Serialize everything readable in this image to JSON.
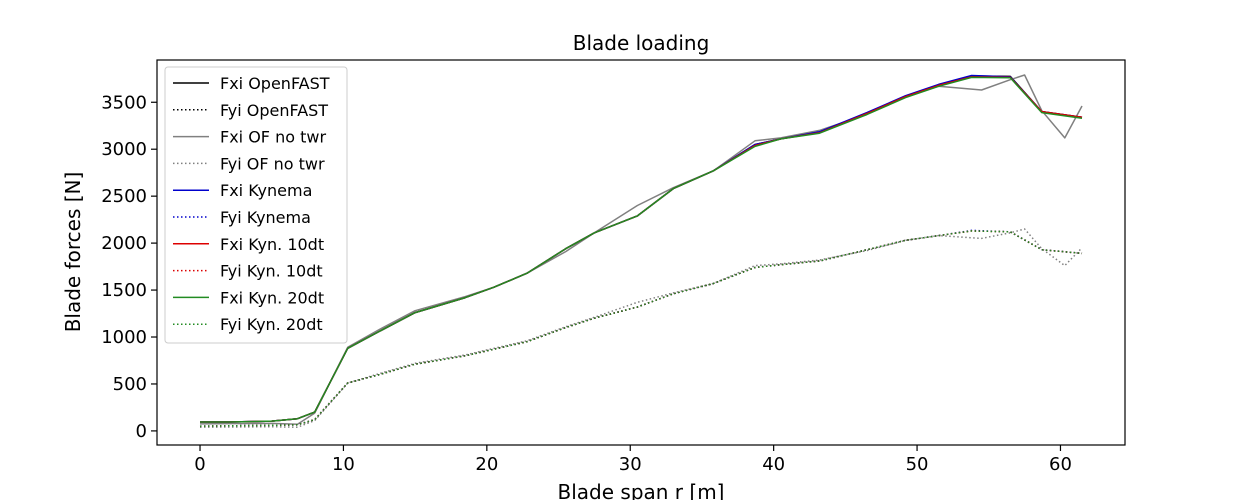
{
  "chart_data": {
    "type": "line",
    "title": "Blade loading",
    "xlabel": "Blade span r [m]",
    "ylabel": "Blade forces [N]",
    "xlim": [
      -3.0,
      64.5
    ],
    "ylim": [
      -150,
      3950
    ],
    "xticks": [
      0,
      10,
      20,
      30,
      40,
      50,
      60
    ],
    "yticks": [
      0,
      500,
      1000,
      1500,
      2000,
      2500,
      3000,
      3500
    ],
    "grid": false,
    "legend_position": "top-left",
    "series": [
      {
        "name": "Fxi OpenFAST",
        "color": "#000000",
        "dash": "solid",
        "x": [
          0,
          2,
          5,
          6.8,
          8,
          10.3,
          12.5,
          15,
          18.5,
          20.5,
          22.8,
          25.5,
          27.5,
          30.5,
          33,
          35.8,
          38.7,
          40.5,
          43.2,
          46.5,
          49.2,
          51.5,
          53.8,
          56.5,
          58.7,
          61.5
        ],
        "y": [
          95,
          95,
          105,
          130,
          200,
          880,
          1060,
          1260,
          1420,
          1530,
          1680,
          1940,
          2110,
          2290,
          2580,
          2770,
          3050,
          3110,
          3180,
          3380,
          3560,
          3680,
          3780,
          3775,
          3400,
          3340
        ]
      },
      {
        "name": "Fyi OpenFAST",
        "color": "#000000",
        "dash": "dotted",
        "x": [
          0,
          2,
          5,
          6.8,
          8,
          10.3,
          12.5,
          15,
          18.5,
          20.5,
          22.8,
          25.5,
          27.5,
          30.5,
          33,
          35.8,
          38.7,
          40.5,
          43.2,
          46.5,
          49.2,
          51.5,
          53.8,
          56.5,
          58.7,
          61.5
        ],
        "y": [
          50,
          55,
          60,
          65,
          120,
          510,
          600,
          710,
          800,
          870,
          950,
          1100,
          1200,
          1320,
          1460,
          1570,
          1740,
          1770,
          1810,
          1930,
          2030,
          2080,
          2130,
          2120,
          1930,
          1890
        ]
      },
      {
        "name": "Fxi OF no twr",
        "color": "#808080",
        "dash": "solid",
        "x": [
          0,
          2,
          5,
          6.8,
          8,
          10.3,
          12.5,
          15,
          18.5,
          20.5,
          22.8,
          25.5,
          27.5,
          30.5,
          33,
          35.8,
          38.7,
          40.5,
          43.2,
          46.5,
          49.2,
          51.5,
          54.5,
          56.5,
          57.5,
          58.7,
          60.3,
          61.5
        ],
        "y": [
          75,
          78,
          80,
          70,
          190,
          890,
          1080,
          1280,
          1430,
          1530,
          1680,
          1910,
          2110,
          2400,
          2590,
          2770,
          3090,
          3120,
          3200,
          3370,
          3560,
          3670,
          3630,
          3740,
          3790,
          3410,
          3120,
          3460
        ]
      },
      {
        "name": "Fyi OF no twr",
        "color": "#808080",
        "dash": "dotted",
        "x": [
          0,
          2,
          5,
          6.8,
          8,
          10.3,
          12.5,
          15,
          18.5,
          20.5,
          22.8,
          25.5,
          27.5,
          30.5,
          33,
          35.8,
          38.7,
          40.5,
          43.2,
          46.5,
          49.2,
          51.5,
          54.5,
          56.5,
          57.5,
          58.7,
          60.3,
          61.5
        ],
        "y": [
          40,
          42,
          45,
          40,
          110,
          510,
          610,
          720,
          810,
          880,
          960,
          1110,
          1210,
          1370,
          1470,
          1570,
          1760,
          1780,
          1820,
          1920,
          2030,
          2080,
          2050,
          2110,
          2150,
          1940,
          1760,
          1950
        ]
      },
      {
        "name": "Fxi Kynema",
        "color": "#0000cc",
        "dash": "solid",
        "x": [
          0,
          2,
          5,
          6.8,
          8,
          10.3,
          12.5,
          15,
          18.5,
          20.5,
          22.8,
          25.5,
          27.5,
          30.5,
          33,
          35.8,
          38.7,
          40.5,
          43.2,
          46.5,
          49.2,
          51.5,
          53.8,
          56.5,
          58.7,
          61.5
        ],
        "y": [
          95,
          95,
          105,
          130,
          200,
          880,
          1060,
          1260,
          1420,
          1530,
          1680,
          1940,
          2110,
          2290,
          2580,
          2770,
          3050,
          3110,
          3185,
          3390,
          3570,
          3690,
          3785,
          3770,
          3400,
          3340
        ]
      },
      {
        "name": "Fyi Kynema",
        "color": "#0000cc",
        "dash": "dotted",
        "x": [
          0,
          2,
          5,
          6.8,
          8,
          10.3,
          12.5,
          15,
          18.5,
          20.5,
          22.8,
          25.5,
          27.5,
          30.5,
          33,
          35.8,
          38.7,
          40.5,
          43.2,
          46.5,
          49.2,
          51.5,
          53.8,
          56.5,
          58.7,
          61.5
        ],
        "y": [
          50,
          55,
          60,
          65,
          120,
          510,
          600,
          710,
          800,
          870,
          950,
          1100,
          1200,
          1320,
          1460,
          1570,
          1740,
          1770,
          1810,
          1930,
          2030,
          2080,
          2135,
          2120,
          1930,
          1890
        ]
      },
      {
        "name": "Fxi Kyn. 10dt",
        "color": "#dd0000",
        "dash": "solid",
        "x": [
          0,
          2,
          5,
          6.8,
          8,
          10.3,
          12.5,
          15,
          18.5,
          20.5,
          22.8,
          25.5,
          27.5,
          30.5,
          33,
          35.8,
          38.7,
          40.5,
          43.2,
          46.5,
          49.2,
          51.5,
          53.8,
          56.5,
          58.7,
          61.5
        ],
        "y": [
          95,
          95,
          105,
          130,
          200,
          880,
          1060,
          1260,
          1420,
          1530,
          1680,
          1940,
          2110,
          2290,
          2580,
          2770,
          3040,
          3110,
          3175,
          3380,
          3560,
          3680,
          3770,
          3765,
          3400,
          3340
        ]
      },
      {
        "name": "Fyi Kyn. 10dt",
        "color": "#dd0000",
        "dash": "dotted",
        "x": [
          0,
          2,
          5,
          6.8,
          8,
          10.3,
          12.5,
          15,
          18.5,
          20.5,
          22.8,
          25.5,
          27.5,
          30.5,
          33,
          35.8,
          38.7,
          40.5,
          43.2,
          46.5,
          49.2,
          51.5,
          53.8,
          56.5,
          58.7,
          61.5
        ],
        "y": [
          50,
          55,
          60,
          65,
          120,
          510,
          600,
          710,
          800,
          870,
          950,
          1100,
          1200,
          1320,
          1460,
          1570,
          1740,
          1770,
          1810,
          1930,
          2030,
          2080,
          2130,
          2120,
          1930,
          1890
        ]
      },
      {
        "name": "Fxi Kyn. 20dt",
        "color": "#228b22",
        "dash": "solid",
        "x": [
          0,
          2,
          5,
          6.8,
          8,
          10.3,
          12.5,
          15,
          18.5,
          20.5,
          22.8,
          25.5,
          27.5,
          30.5,
          33,
          35.8,
          38.7,
          40.5,
          43.2,
          46.5,
          49.2,
          51.5,
          53.8,
          56.5,
          58.7,
          61.5
        ],
        "y": [
          95,
          95,
          105,
          130,
          200,
          880,
          1060,
          1260,
          1420,
          1530,
          1680,
          1940,
          2110,
          2290,
          2580,
          2770,
          3030,
          3110,
          3170,
          3370,
          3550,
          3670,
          3765,
          3760,
          3390,
          3330
        ]
      },
      {
        "name": "Fyi Kyn. 20dt",
        "color": "#228b22",
        "dash": "dotted",
        "x": [
          0,
          2,
          5,
          6.8,
          8,
          10.3,
          12.5,
          15,
          18.5,
          20.5,
          22.8,
          25.5,
          27.5,
          30.5,
          33,
          35.8,
          38.7,
          40.5,
          43.2,
          46.5,
          49.2,
          51.5,
          53.8,
          56.5,
          58.7,
          61.5
        ],
        "y": [
          50,
          55,
          60,
          65,
          120,
          510,
          600,
          710,
          800,
          870,
          950,
          1100,
          1200,
          1320,
          1460,
          1570,
          1740,
          1770,
          1810,
          1930,
          2030,
          2080,
          2130,
          2120,
          1930,
          1890
        ]
      }
    ]
  }
}
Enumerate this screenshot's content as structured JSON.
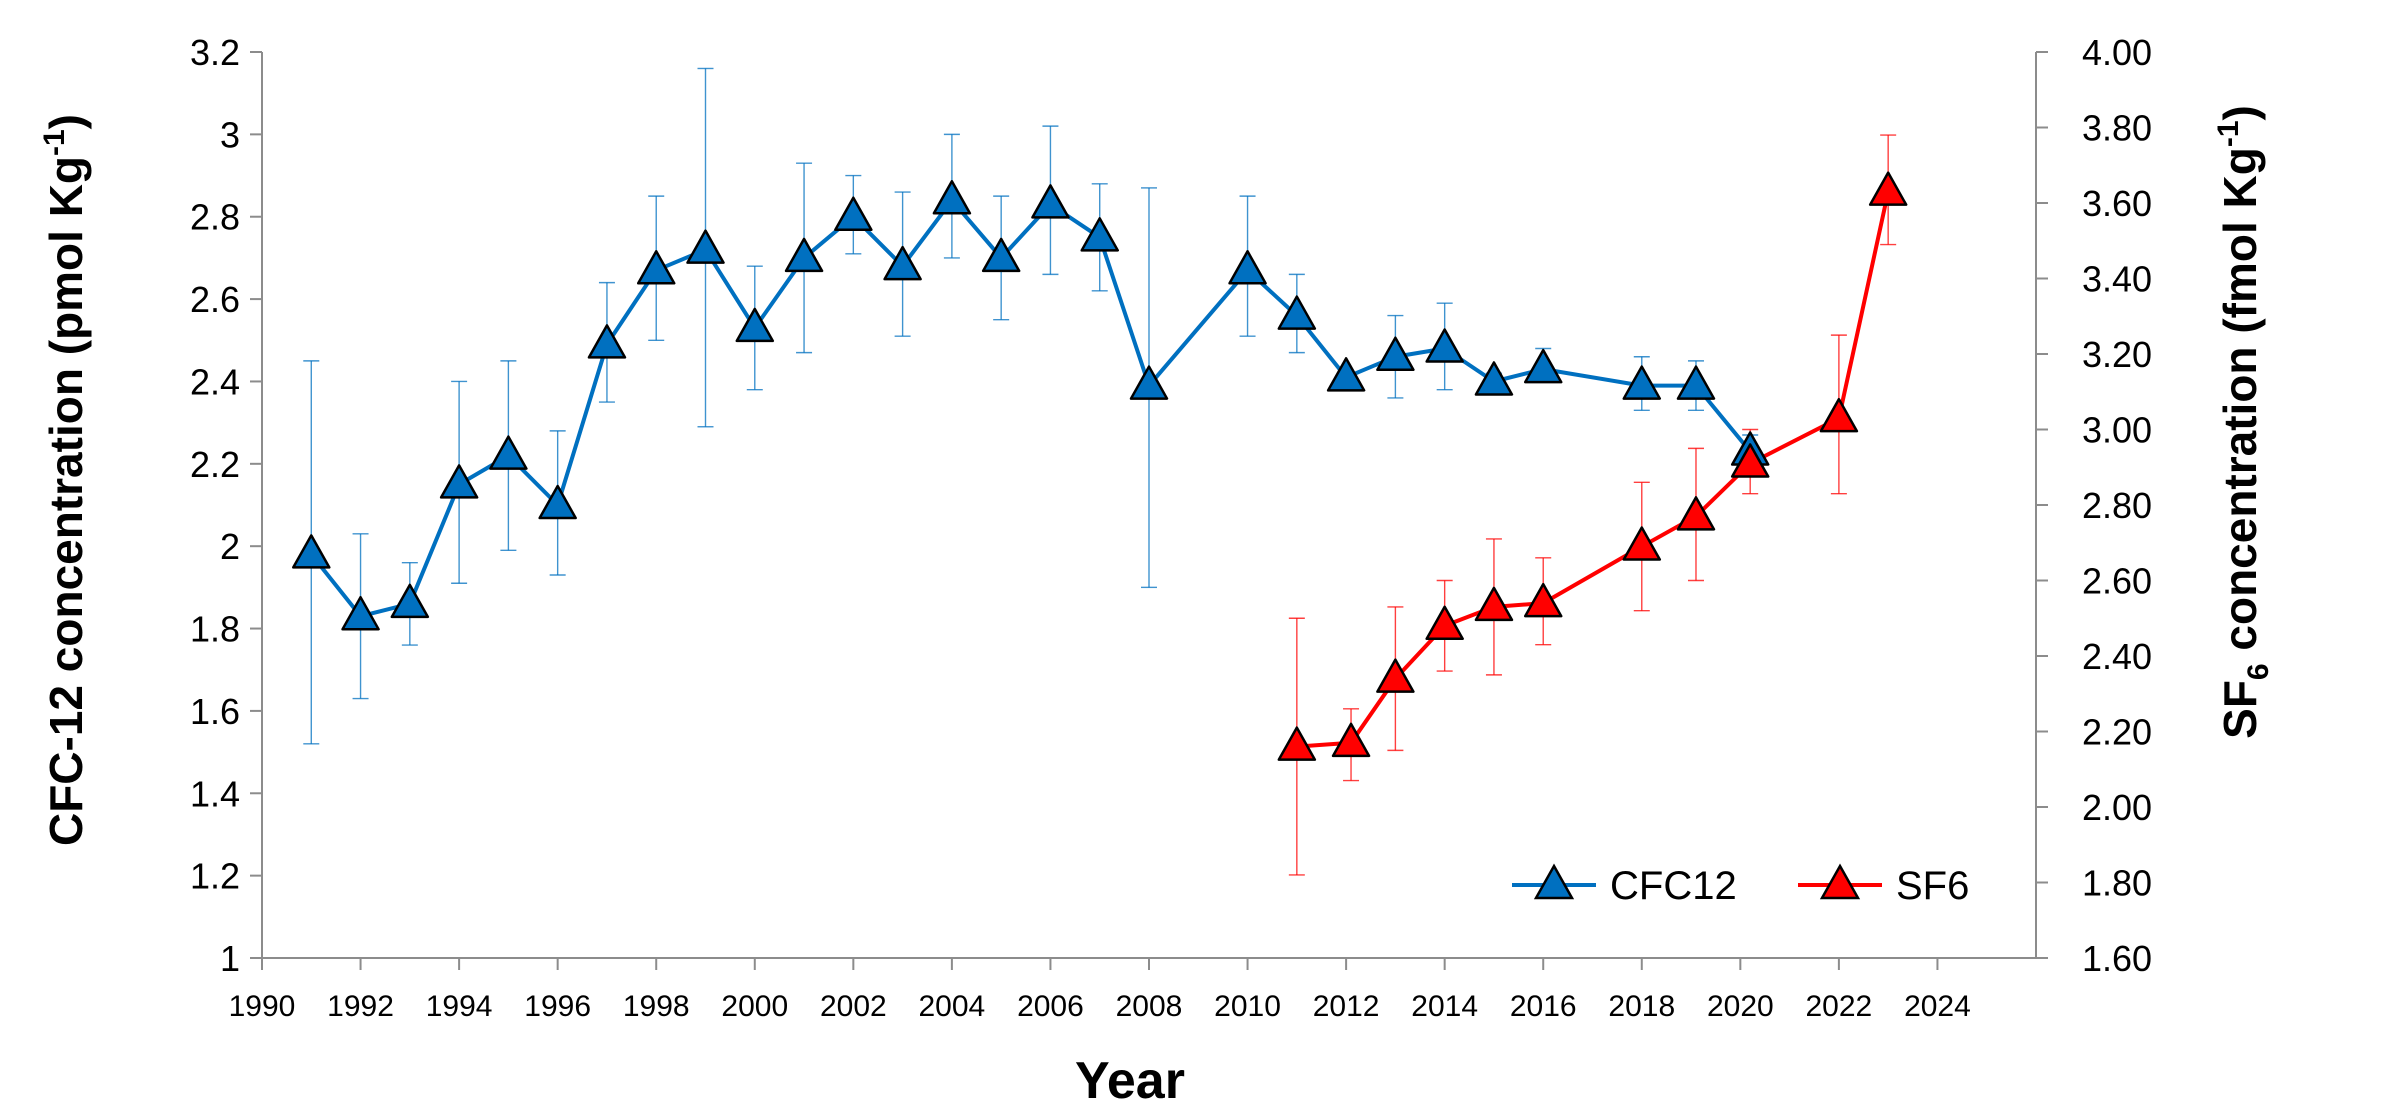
{
  "colors": {
    "cfc": "#0070C0",
    "sf6": "#FF0000",
    "axis": "#8C8C8C"
  },
  "chart_data": {
    "type": "line",
    "xlabel": "Year",
    "ylabel_left": {
      "main": "CFC-12 concentration (pmol Kg",
      "sup": "-1",
      "tail": ")"
    },
    "ylabel_right": {
      "pre": "SF",
      "sub": "6",
      "mid": " concentration (fmol  Kg",
      "sup": "-1",
      "tail": ")"
    },
    "xlim": [
      1990,
      2026
    ],
    "ylim_left": [
      1,
      3.2
    ],
    "ylim_right": [
      1.6,
      4.0
    ],
    "x_ticks": [
      "1990",
      "1992",
      "1994",
      "1996",
      "1998",
      "2000",
      "2002",
      "2004",
      "2006",
      "2008",
      "2010",
      "2012",
      "2014",
      "2016",
      "2018",
      "2020",
      "2022",
      "2024"
    ],
    "y_left_ticks": [
      "1",
      "1.2",
      "1.4",
      "1.6",
      "1.8",
      "2",
      "2.2",
      "2.4",
      "2.6",
      "2.8",
      "3",
      "3.2"
    ],
    "y_right_ticks": [
      "1.60",
      "1.80",
      "2.00",
      "2.20",
      "2.40",
      "2.60",
      "2.80",
      "3.00",
      "3.20",
      "3.40",
      "3.60",
      "3.80",
      "4.00"
    ],
    "legend_position": "bottom-right",
    "series": [
      {
        "name": "CFC12",
        "axis": "left",
        "x": [
          1991,
          1992,
          1993,
          1994,
          1995,
          1996,
          1997,
          1998,
          1999,
          2000,
          2001,
          2002,
          2003,
          2004,
          2005,
          2006,
          2007,
          2008,
          2010,
          2011,
          2012,
          2013,
          2014,
          2015,
          2016,
          2018,
          2019.1,
          2020.2
        ],
        "y": [
          1.98,
          1.83,
          1.86,
          2.15,
          2.22,
          2.1,
          2.49,
          2.67,
          2.72,
          2.53,
          2.7,
          2.8,
          2.68,
          2.84,
          2.7,
          2.83,
          2.75,
          2.39,
          2.67,
          2.56,
          2.41,
          2.46,
          2.48,
          2.4,
          2.43,
          2.39,
          2.39,
          2.23
        ],
        "err_upper": [
          2.45,
          2.03,
          1.96,
          2.4,
          2.45,
          2.28,
          2.64,
          2.85,
          3.16,
          2.68,
          2.93,
          2.9,
          2.86,
          3.0,
          2.85,
          3.02,
          2.88,
          2.87,
          2.85,
          2.66,
          2.42,
          2.56,
          2.59,
          2.42,
          2.48,
          2.46,
          2.45,
          2.27
        ],
        "err_lower": [
          1.52,
          1.63,
          1.76,
          1.91,
          1.99,
          1.93,
          2.35,
          2.5,
          2.29,
          2.38,
          2.47,
          2.71,
          2.51,
          2.7,
          2.55,
          2.66,
          2.62,
          1.9,
          2.51,
          2.47,
          2.39,
          2.36,
          2.38,
          2.38,
          2.41,
          2.33,
          2.33,
          2.19
        ]
      },
      {
        "name": "SF6",
        "axis": "right",
        "x": [
          2011,
          2012.1,
          2013,
          2014,
          2015,
          2016,
          2018,
          2019.1,
          2020.2,
          2022,
          2023
        ],
        "y": [
          2.16,
          2.17,
          2.34,
          2.48,
          2.53,
          2.54,
          2.69,
          2.77,
          2.91,
          3.03,
          3.63
        ],
        "err_upper": [
          2.5,
          2.26,
          2.53,
          2.6,
          2.71,
          2.66,
          2.86,
          2.95,
          3.0,
          3.25,
          3.78
        ],
        "err_lower": [
          1.82,
          2.07,
          2.15,
          2.36,
          2.35,
          2.43,
          2.52,
          2.6,
          2.83,
          2.83,
          3.49
        ]
      }
    ]
  }
}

→ Task directions: Each line above that holds the string "JSON" should be copied and shown.

→ Exercise solution:
Serialize everything readable in this image to JSON.
Enumerate this screenshot's content as structured JSON.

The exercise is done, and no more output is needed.